■ Written problem: Gather up the lines that contain "this".

################

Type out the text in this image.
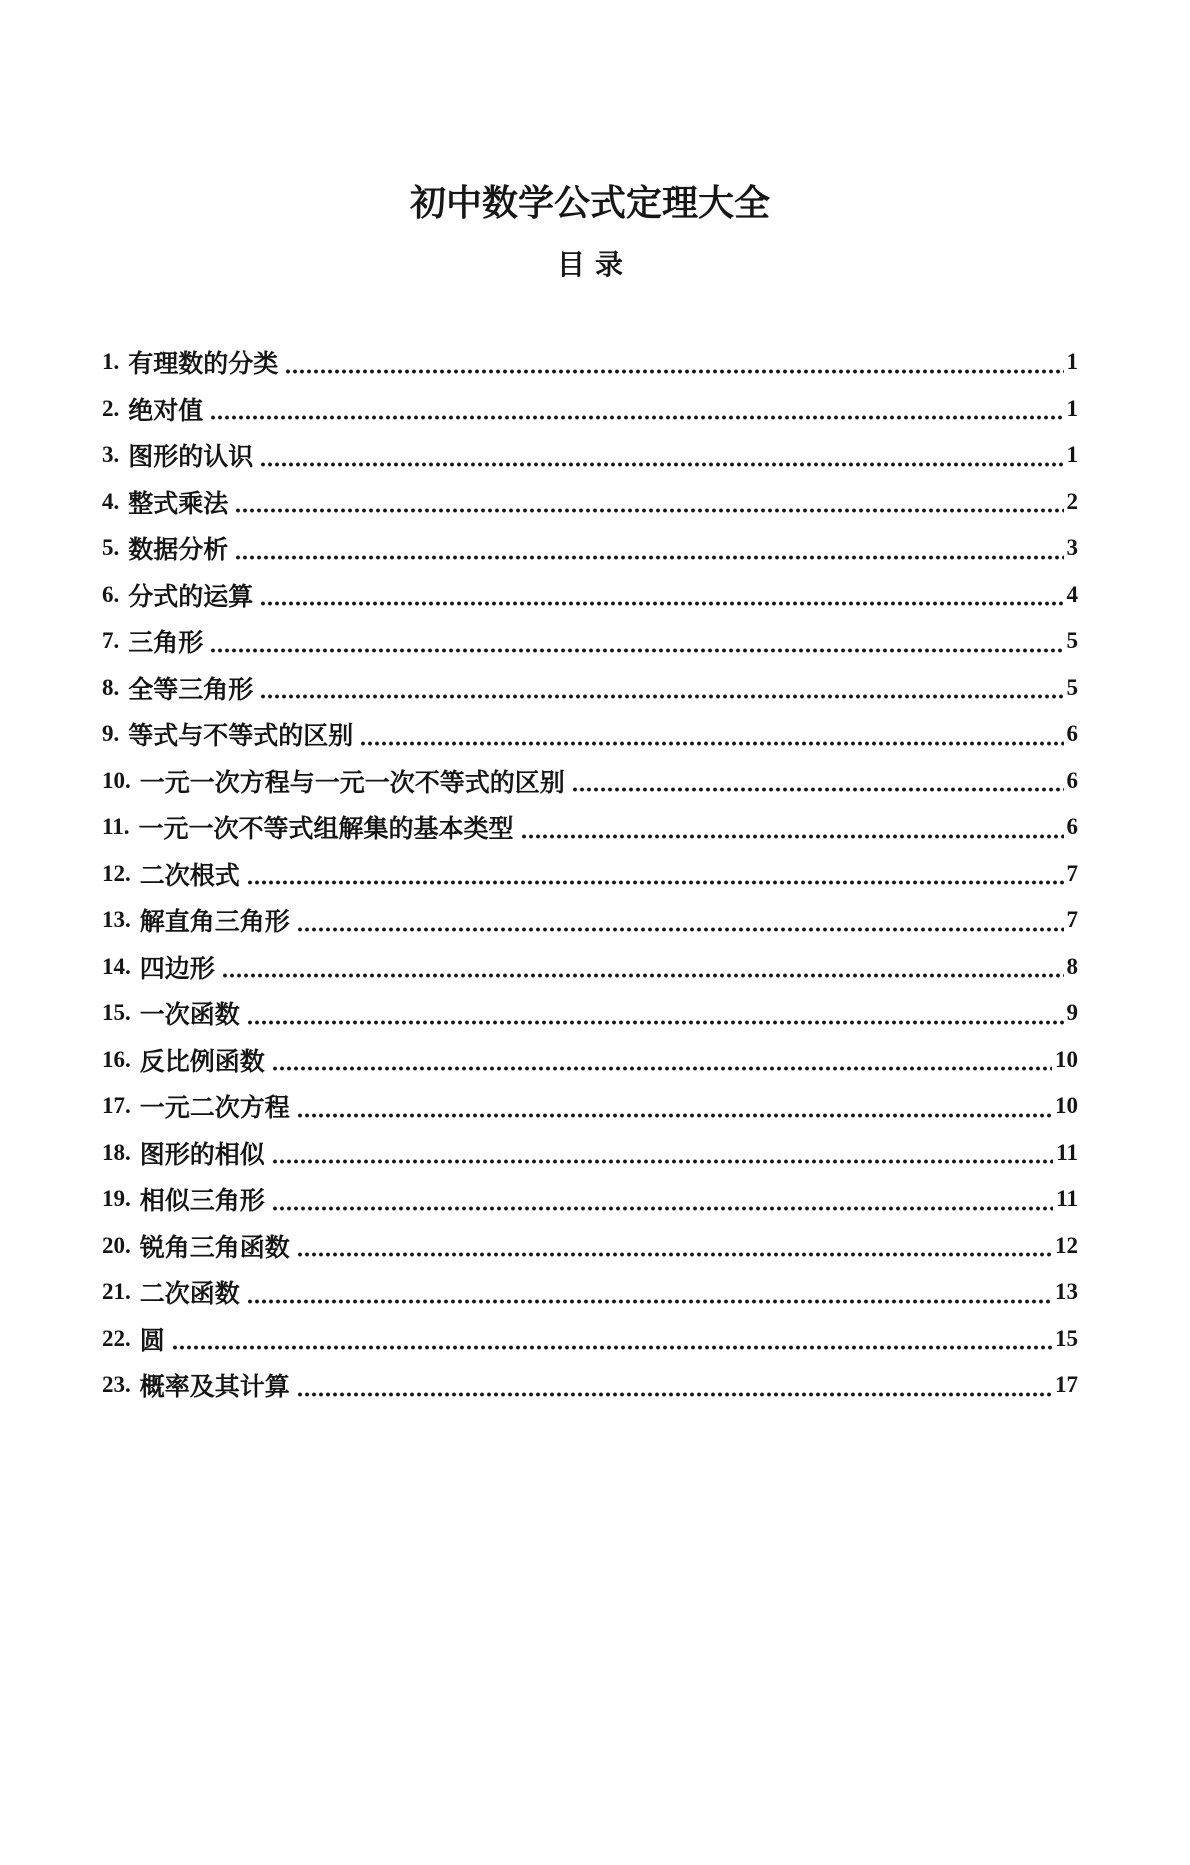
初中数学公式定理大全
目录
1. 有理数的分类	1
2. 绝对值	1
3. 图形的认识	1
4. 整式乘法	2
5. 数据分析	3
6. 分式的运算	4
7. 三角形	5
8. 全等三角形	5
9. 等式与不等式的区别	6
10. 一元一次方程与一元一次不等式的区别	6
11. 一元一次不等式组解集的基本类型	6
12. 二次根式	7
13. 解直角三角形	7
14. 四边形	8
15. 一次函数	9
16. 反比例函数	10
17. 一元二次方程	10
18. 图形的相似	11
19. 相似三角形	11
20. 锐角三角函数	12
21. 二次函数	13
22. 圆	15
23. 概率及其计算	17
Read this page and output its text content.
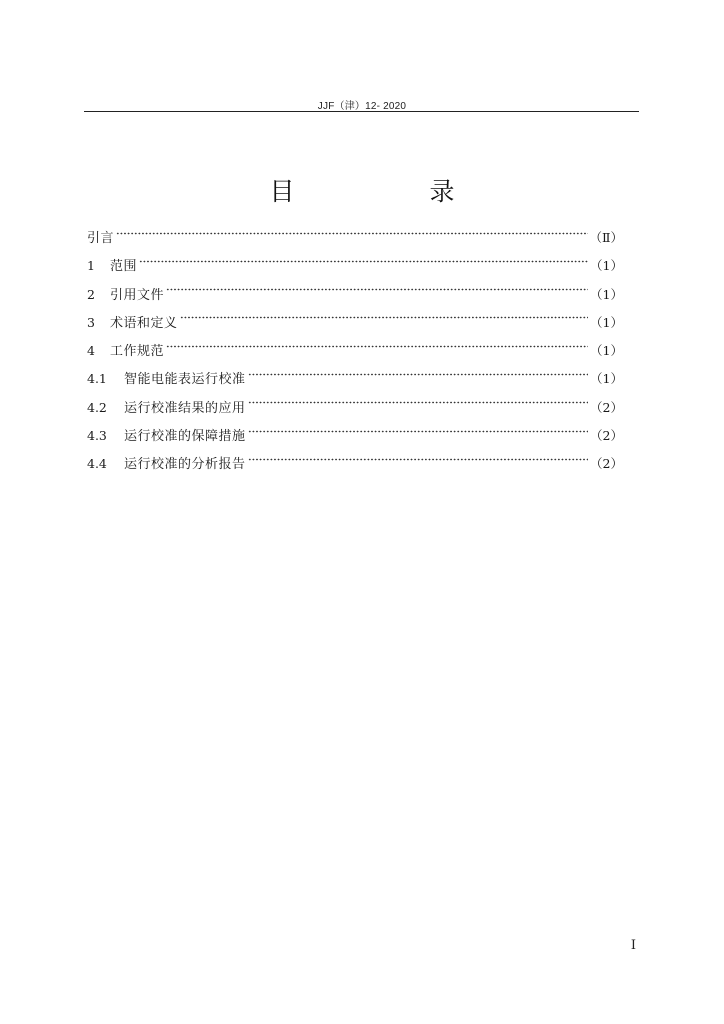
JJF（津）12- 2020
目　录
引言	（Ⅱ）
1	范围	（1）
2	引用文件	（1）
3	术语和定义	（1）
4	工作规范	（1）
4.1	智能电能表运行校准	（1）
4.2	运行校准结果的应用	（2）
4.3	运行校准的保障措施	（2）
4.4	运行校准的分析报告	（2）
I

################

■ Solution:
Type out the text in this image.
Read this page and output its text content.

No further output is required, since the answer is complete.